#### Problem to work on:
In the copy, include every entry exactly but none of the images.

[Dataset items]
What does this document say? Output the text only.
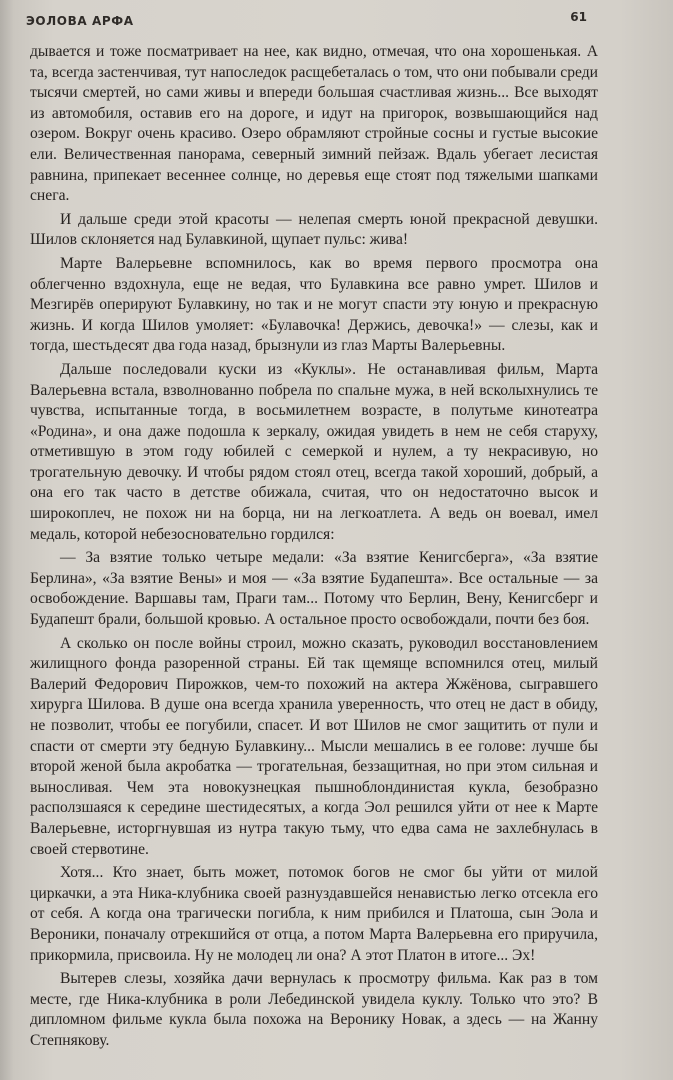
ЭОЛОВА АРФА	61

дывается и тоже посматривает на нее, как видно, отмечая, что она хорошенькая. А та, всегда застенчивая, тут напоследок расщебеталась о том, что они побывали среди тысячи смертей, но сами живы и впереди большая счастливая жизнь... Все выходят из автомобиля, оставив его на дороге, и идут на пригорок, возвышающийся над озером. Вокруг очень красиво. Озеро обрамляют стройные сосны и густые высокие ели. Величественная панорама, северный зимний пейзаж. Вдаль убегает лесистая равнина, припекает весеннее солнце, но деревья еще стоят под тяжелыми шапками снега.

И дальше среди этой красоты — нелепая смерть юной прекрасной девушки. Шилов склоняется над Булавкиной, щупает пульс: жива!

Марте Валерьевне вспомнилось, как во время первого просмотра она облегченно вздохнула, еще не ведая, что Булавкина все равно умрет. Шилов и Мезгирёв оперируют Булавкину, но так и не могут спасти эту юную и прекрасную жизнь. И когда Шилов умоляет: «Булавочка! Держись, девочка!» — слезы, как и тогда, шестьдесят два года назад, брызнули из глаз Марты Валерьевны.

Дальше последовали куски из «Куклы». Не останавливая фильм, Марта Валерьевна встала, взволнованно побрела по спальне мужа, в ней всколыхнулись те чувства, испытанные тогда, в восьмилетнем возрасте, в полутьме кинотеатра «Родина», и она даже подошла к зеркалу, ожидая увидеть в нем не себя старуху, отметившую в этом году юбилей с семеркой и нулем, а ту некрасивую, но трогательную девочку. И чтобы рядом стоял отец, всегда такой хороший, добрый, а она его так часто в детстве обижала, считая, что он недостаточно высок и широкоплеч, не похож ни на борца, ни на легкоатлета. А ведь он воевал, имел медаль, которой небезосновательно гордился:

— За взятие только четыре медали: «За взятие Кенигсберга», «За взятие Берлина», «За взятие Вены» и моя — «За взятие Будапешта». Все остальные — за освобождение. Варшавы там, Праги там... Потому что Берлин, Вену, Кенигсберг и Будапешт брали, большой кровью. А остальное просто освобождали, почти без боя.

А сколько он после войны строил, можно сказать, руководил восстановлением жилищного фонда разоренной страны. Ей так щемяще вспомнился отец, милый Валерий Федорович Пирожков, чем-то похожий на актера Жжёнова, сыгравшего хирурга Шилова. В душе она всегда хранила уверенность, что отец не даст в обиду, не позволит, чтобы ее погубили, спасет. И вот Шилов не смог защитить от пули и спасти от смерти эту бедную Булавкину... Мысли мешались в ее голове: лучше бы второй женой была акробатка — трогательная, беззащитная, но при этом сильная и выносливая. Чем эта новокузнецкая пышноблондинистая кукла, безобразно расползшаяся к середине шестидесятых, а когда Эол решился уйти от нее к Марте Валерьевне, исторгнувшая из нутра такую тьму, что едва сама не захлебнулась в своей стервотине.

Хотя... Кто знает, быть может, потомок богов не смог бы уйти от милой циркачки, а эта Ника-клубника своей разнуздавшейся ненавистью легко отсекла его от себя. А когда она трагически погибла, к ним прибился и Платоша, сын Эола и Вероники, поначалу отрекшийся от отца, а потом Марта Валерьевна его приручила, прикормила, присвоила. Ну не молодец ли она? А этот Платон в итоге... Эх!

Вытерев слезы, хозяйка дачи вернулась к просмотру фильма. Как раз в том месте, где Ника-клубника в роли Лебединской увидела куклу. Только что это? В дипломном фильме кукла была похожа на Веронику Новак, а здесь — на Жанну Степнякову.
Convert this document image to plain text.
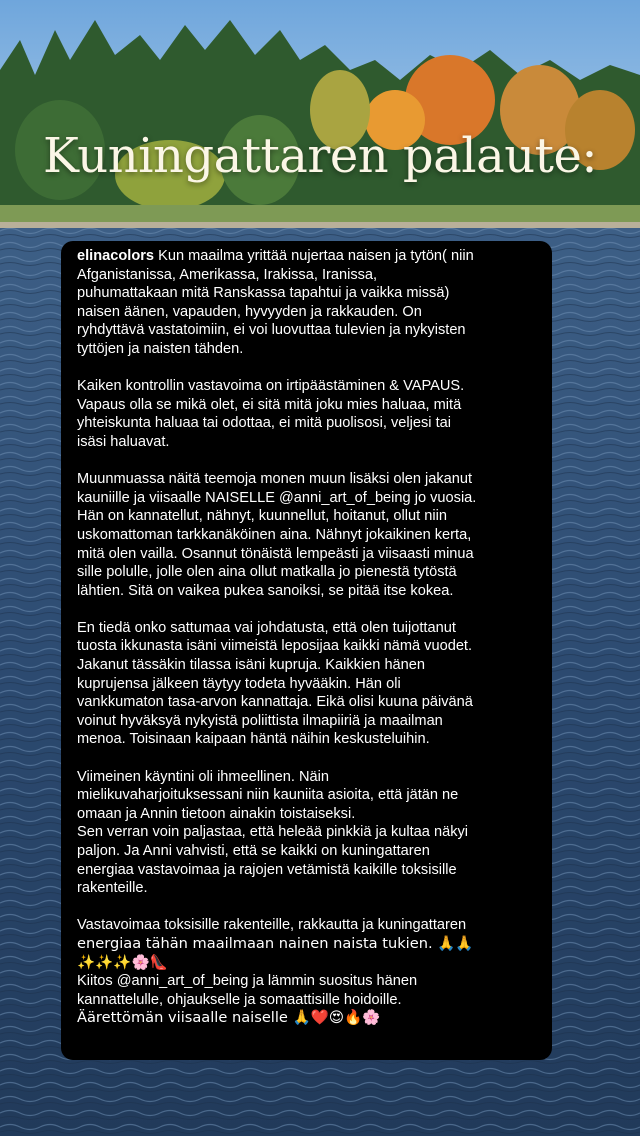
Kuningattaren palaute:
elinacolors Kun maailma yrittää nujertaa naisen ja tytön( niin
Afganistanissa, Amerikassa, Irakissa, Iranissa,
puhumattakaan mitä Ranskassa tapahtui ja vaikka missä)
naisen äänen, vapauden, hyvyyden ja rakkauden. On
ryhdyttävä vastatoimiin, ei voi luovuttaa tulevien ja nykyisten
tyttöjen ja naisten tähden.
Kaiken kontrollin vastavoima on irtipäästäminen & VAPAUS.
Vapaus olla se mikä olet, ei sitä mitä joku mies haluaa, mitä
yhteiskunta haluaa tai odottaa, ei mitä puolisosi, veljesi tai
isäsi haluavat.
Muunmuassa näitä teemoja monen muun lisäksi olen jakanut
kauniille ja viisaalle NAISELLE @anni_art_of_being jo vuosia.
Hän on kannatellut, nähnyt, kuunnellut, hoitanut, ollut niin
uskomattoman tarkkanäköinen aina. Nähnyt jokaikinen kerta,
mitä olen vailla. Osannut tönäistä lempeästi ja viisaasti minua
sille polulle, jolle olen aina ollut matkalla jo pienestä tytöstä
lähtien. Sitä on vaikea pukea sanoiksi, se pitää itse kokea.
En tiedä onko sattumaa vai johdatusta, että olen tuijottanut
tuosta ikkunasta isäni viimeistä leposijaa kaikki nämä vuodet.
Jakanut tässäkin tilassa isäni kupruja. Kaikkien hänen
kuprujensa jälkeen täytyy todeta hyvääkin. Hän oli
vankkumaton tasa-arvon kannattaja. Eikä olisi kuuna päivänä
voinut hyväksyä nykyistä poliittista ilmapiiriä ja maailman
menoa. Toisinaan kaipaan häntä näihin keskusteluihin.
Viimeinen käyntini oli ihmeellinen. Näin
mielikuvaharjoituksessani niin kauniita asioita, että jätän ne
omaan ja Annin tietoon ainakin toistaiseksi.
Sen verran voin paljastaa, että heleää pinkkiä ja kultaa näkyi
paljon. Ja Anni vahvisti, että se kaikki on kuningattaren
energiaa vastavoimaa ja rajojen vetämistä kaikille toksisille
rakenteille.
Vastavoimaa toksisille rakenteille, rakkautta ja kuningattaren
energiaa tähän maailmaan nainen naista tukien. 🙏🙏
✨✨✨🌸👠
Kiitos @anni_art_of_being ja lämmin suositus hänen
kannattelulle, ohjaukselle ja somaattisille hoidoille.
Äärettömän viisaalle naiselle 🙏❤️😍🔥🌸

#### Expected answer:
What does this document say? Output the text only.
ЭОЛОВА АРФА	61

дывается и тоже посматривает на нее, как видно, отмечая, что она хорошенькая. А та, всегда застенчивая, тут напоследок расщебеталась о том, что они побывали среди тысячи смертей, но сами живы и впереди большая счастливая жизнь... Все выходят из автомобиля, оставив его на дороге, и идут на пригорок, возвышающийся над озером. Вокруг очень красиво. Озеро обрамляют стройные сосны и густые высокие ели. Величественная панорама, северный зимний пейзаж. Вдаль убегает лесистая равнина, припекает весеннее солнце, но деревья еще стоят под тяжелыми шапками снега.

И дальше среди этой красоты — нелепая смерть юной прекрасной девушки. Шилов склоняется над Булавкиной, щупает пульс: жива!

Марте Валерьевне вспомнилось, как во время первого просмотра она облегченно вздохнула, еще не ведая, что Булавкина все равно умрет. Шилов и Мезгирёв оперируют Булавкину, но так и не могут спасти эту юную и прекрасную жизнь. И когда Шилов умоляет: «Булавочка! Держись, девочка!» — слезы, как и тогда, шестьдесят два года назад, брызнули из глаз Марты Валерьевны.

Дальше последовали куски из «Куклы». Не останавливая фильм, Марта Валерьевна встала, взволнованно побрела по спальне мужа, в ней всколыхнулись те чувства, испытанные тогда, в восьмилетнем возрасте, в полутьме кинотеатра «Родина», и она даже подошла к зеркалу, ожидая увидеть в нем не себя старуху, отметившую в этом году юбилей с семеркой и нулем, а ту некрасивую, но трогательную девочку. И чтобы рядом стоял отец, всегда такой хороший, добрый, а она его так часто в детстве обижала, считая, что он недостаточно высок и широкоплеч, не похож ни на борца, ни на легкоатлета. А ведь он воевал, имел медаль, которой небезосновательно гордился:

— За взятие только четыре медали: «За взятие Кенигсберга», «За взятие Берлина», «За взятие Вены» и моя — «За взятие Будапешта». Все остальные — за освобождение. Варшавы там, Праги там... Потому что Берлин, Вену, Кенигсберг и Будапешт брали, большой кровью. А остальное просто освобождали, почти без боя.

А сколько он после войны строил, можно сказать, руководил восстановлением жилищного фонда разоренной страны. Ей так щемяще вспомнился отец, милый Валерий Федорович Пирожков, чем-то похожий на актера Жжёнова, сыгравшего хирурга Шилова. В душе она всегда хранила уверенность, что отец не даст в обиду, не позволит, чтобы ее погубили, спасет. И вот Шилов не смог защитить от пули и спасти от смерти эту бедную Булавкину... Мысли мешались в ее голове: лучше бы второй женой была акробатка — трогательная, беззащитная, но при этом сильная и выносливая. Чем эта новокузнецкая пышноблондинистая кукла, безобразно расползшаяся к середине шестидесятых, а когда Эол решился уйти от нее к Марте Валерьевне, исторгнувшая из нутра такую тьму, что едва сама не захлебнулась в своей стервотине.

Хотя... Кто знает, быть может, потомок богов не смог бы уйти от милой циркачки, а эта Ника-клубника своей разнуздавшейся ненавистью легко отсекла его от себя. А когда она трагически погибла, к ним прибился и Платоша, сын Эола и Вероники, поначалу отрекшийся от отца, а потом Марта Валерьевна его приручила, прикормила, присвоила. Ну не молодец ли она? А этот Платон в итоге... Эх!

Вытерев слезы, хозяйка дачи вернулась к просмотру фильма. Как раз в том месте, где Ника-клубника в роли Лебединской увидела куклу. Только что это? В дипломном фильме кукла была похожа на Веронику Новак, а здесь — на Жанну Степнякову.
Convert this document image to plain text.
Kuningattaren palaute:
elinacolors Kun maailma yrittää nujertaa naisen ja tytön( niin
Afganistanissa, Amerikassa, Irakissa, Iranissa,
puhumattakaan mitä Ranskassa tapahtui ja vaikka missä)
naisen äänen, vapauden, hyvyyden ja rakkauden. On
ryhdyttävä vastatoimiin, ei voi luovuttaa tulevien ja nykyisten
tyttöjen ja naisten tähden.
Kaiken kontrollin vastavoima on irtipäästäminen & VAPAUS.
Vapaus olla se mikä olet, ei sitä mitä joku mies haluaa, mitä
yhteiskunta haluaa tai odottaa, ei mitä puolisosi, veljesi tai
isäsi haluavat.
Muunmuassa näitä teemoja monen muun lisäksi olen jakanut
kauniille ja viisaalle NAISELLE @anni_art_of_being jo vuosia.
Hän on kannatellut, nähnyt, kuunnellut, hoitanut, ollut niin
uskomattoman tarkkanäköinen aina. Nähnyt jokaikinen kerta,
mitä olen vailla. Osannut tönäistä lempeästi ja viisaasti minua
sille polulle, jolle olen aina ollut matkalla jo pienestä tytöstä
lähtien. Sitä on vaikea pukea sanoiksi, se pitää itse kokea.
En tiedä onko sattumaa vai johdatusta, että olen tuijottanut
tuosta ikkunasta isäni viimeistä leposijaa kaikki nämä vuodet.
Jakanut tässäkin tilassa isäni kupruja. Kaikkien hänen
kuprujensa jälkeen täytyy todeta hyvääkin. Hän oli
vankkumaton tasa-arvon kannattaja. Eikä olisi kuuna päivänä
voinut hyväksyä nykyistä poliittista ilmapiiriä ja maailman
menoa. Toisinaan kaipaan häntä näihin keskusteluihin.
Viimeinen käyntini oli ihmeellinen. Näin
mielikuvaharjoituksessani niin kauniita asioita, että jätän ne
omaan ja Annin tietoon ainakin toistaiseksi.
Sen verran voin paljastaa, että heleää pinkkiä ja kultaa näkyi
paljon. Ja Anni vahvisti, että se kaikki on kuningattaren
energiaa vastavoimaa ja rajojen vetämistä kaikille toksisille
rakenteille.
Vastavoimaa toksisille rakenteille, rakkautta ja kuningattaren
energiaa tähän maailmaan nainen naista tukien. 🙏🙏
✨✨✨🌸👠
Kiitos @anni_art_of_being ja lämmin suositus hänen
kannattelulle, ohjaukselle ja somaattisille hoidoille.
Äärettömän viisaalle naiselle 🙏❤️😍🔥🌸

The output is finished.